TASK INSTRUCTIONS: Scan the lines below for the string "Carboprost" and copy every one that has it.

SOURCE RECORDS:
· · · · ·

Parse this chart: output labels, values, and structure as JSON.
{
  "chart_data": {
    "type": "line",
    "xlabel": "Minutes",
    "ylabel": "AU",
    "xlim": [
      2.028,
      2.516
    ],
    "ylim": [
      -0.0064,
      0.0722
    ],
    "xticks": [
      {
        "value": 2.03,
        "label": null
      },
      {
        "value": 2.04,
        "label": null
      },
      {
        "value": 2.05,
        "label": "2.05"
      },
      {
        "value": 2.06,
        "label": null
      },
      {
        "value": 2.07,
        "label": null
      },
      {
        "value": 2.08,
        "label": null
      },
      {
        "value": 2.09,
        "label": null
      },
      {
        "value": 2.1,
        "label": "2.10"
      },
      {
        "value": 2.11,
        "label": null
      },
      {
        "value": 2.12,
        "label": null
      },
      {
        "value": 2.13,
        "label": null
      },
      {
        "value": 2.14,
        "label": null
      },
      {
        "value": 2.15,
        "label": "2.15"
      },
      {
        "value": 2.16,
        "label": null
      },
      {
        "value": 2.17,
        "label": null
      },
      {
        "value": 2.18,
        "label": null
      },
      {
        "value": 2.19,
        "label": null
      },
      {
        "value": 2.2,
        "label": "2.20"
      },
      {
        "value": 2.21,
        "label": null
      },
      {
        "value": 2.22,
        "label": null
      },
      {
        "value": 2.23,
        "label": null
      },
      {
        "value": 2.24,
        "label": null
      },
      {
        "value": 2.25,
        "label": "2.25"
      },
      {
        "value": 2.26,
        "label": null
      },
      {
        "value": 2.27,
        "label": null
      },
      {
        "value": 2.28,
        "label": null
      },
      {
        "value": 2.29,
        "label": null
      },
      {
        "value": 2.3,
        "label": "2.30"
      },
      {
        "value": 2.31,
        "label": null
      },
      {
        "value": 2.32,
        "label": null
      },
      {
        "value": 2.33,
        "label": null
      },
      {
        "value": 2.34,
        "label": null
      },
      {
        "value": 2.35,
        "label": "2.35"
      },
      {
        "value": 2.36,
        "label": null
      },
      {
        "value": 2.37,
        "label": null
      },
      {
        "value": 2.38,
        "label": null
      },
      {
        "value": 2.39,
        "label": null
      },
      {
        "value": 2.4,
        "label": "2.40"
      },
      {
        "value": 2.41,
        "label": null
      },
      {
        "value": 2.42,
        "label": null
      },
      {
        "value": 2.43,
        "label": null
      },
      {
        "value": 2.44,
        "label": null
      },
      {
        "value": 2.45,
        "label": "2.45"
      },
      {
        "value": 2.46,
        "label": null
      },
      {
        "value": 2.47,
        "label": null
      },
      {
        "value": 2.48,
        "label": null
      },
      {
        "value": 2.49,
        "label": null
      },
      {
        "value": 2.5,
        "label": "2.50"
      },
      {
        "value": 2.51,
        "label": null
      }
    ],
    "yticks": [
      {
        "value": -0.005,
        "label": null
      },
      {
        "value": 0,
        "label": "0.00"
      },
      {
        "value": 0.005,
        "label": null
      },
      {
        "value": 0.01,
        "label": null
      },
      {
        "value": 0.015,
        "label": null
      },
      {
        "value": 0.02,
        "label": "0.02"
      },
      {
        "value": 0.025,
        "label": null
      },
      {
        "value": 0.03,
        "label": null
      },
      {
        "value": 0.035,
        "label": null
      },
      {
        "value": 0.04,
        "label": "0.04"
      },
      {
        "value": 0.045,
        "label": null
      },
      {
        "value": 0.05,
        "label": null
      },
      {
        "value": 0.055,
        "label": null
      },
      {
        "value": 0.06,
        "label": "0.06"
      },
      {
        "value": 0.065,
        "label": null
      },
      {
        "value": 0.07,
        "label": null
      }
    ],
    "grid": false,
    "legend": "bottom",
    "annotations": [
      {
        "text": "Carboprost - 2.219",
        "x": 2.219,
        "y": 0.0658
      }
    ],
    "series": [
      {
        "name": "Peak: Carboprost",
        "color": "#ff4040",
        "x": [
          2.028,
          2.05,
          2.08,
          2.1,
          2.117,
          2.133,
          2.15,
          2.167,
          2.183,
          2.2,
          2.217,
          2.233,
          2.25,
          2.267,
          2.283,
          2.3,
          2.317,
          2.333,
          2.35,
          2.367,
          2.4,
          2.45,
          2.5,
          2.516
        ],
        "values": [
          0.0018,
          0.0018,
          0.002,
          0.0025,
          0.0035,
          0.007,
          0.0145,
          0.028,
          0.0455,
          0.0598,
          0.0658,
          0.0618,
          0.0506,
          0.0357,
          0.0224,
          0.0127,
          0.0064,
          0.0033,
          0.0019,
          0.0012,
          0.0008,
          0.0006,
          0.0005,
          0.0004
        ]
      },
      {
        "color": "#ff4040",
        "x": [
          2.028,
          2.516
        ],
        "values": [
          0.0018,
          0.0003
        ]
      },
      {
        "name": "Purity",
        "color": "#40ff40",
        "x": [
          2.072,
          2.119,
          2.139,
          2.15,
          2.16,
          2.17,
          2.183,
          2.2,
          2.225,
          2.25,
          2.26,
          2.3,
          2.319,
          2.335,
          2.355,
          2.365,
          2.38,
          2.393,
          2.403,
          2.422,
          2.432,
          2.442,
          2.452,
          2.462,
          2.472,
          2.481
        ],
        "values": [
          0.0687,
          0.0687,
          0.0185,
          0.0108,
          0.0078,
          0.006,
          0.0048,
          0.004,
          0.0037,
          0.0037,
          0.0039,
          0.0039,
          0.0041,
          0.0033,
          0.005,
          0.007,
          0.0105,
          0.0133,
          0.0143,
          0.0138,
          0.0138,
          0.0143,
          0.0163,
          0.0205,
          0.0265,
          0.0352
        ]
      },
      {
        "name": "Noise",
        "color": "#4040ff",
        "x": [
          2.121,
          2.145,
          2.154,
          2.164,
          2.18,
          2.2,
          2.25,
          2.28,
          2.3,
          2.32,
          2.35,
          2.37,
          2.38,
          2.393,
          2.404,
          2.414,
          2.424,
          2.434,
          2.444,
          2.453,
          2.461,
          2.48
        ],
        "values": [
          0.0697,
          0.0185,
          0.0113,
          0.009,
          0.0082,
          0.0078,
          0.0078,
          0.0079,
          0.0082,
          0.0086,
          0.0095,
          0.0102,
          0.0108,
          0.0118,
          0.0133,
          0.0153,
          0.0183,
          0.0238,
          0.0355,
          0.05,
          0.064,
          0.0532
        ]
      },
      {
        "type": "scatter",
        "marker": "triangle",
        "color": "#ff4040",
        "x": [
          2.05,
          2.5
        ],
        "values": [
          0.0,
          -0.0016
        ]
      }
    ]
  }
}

· · · · ·

EXERCISE SOLUTION:
        "text": "Carboprost - 2.219",
        "name": "Peak: Carboprost",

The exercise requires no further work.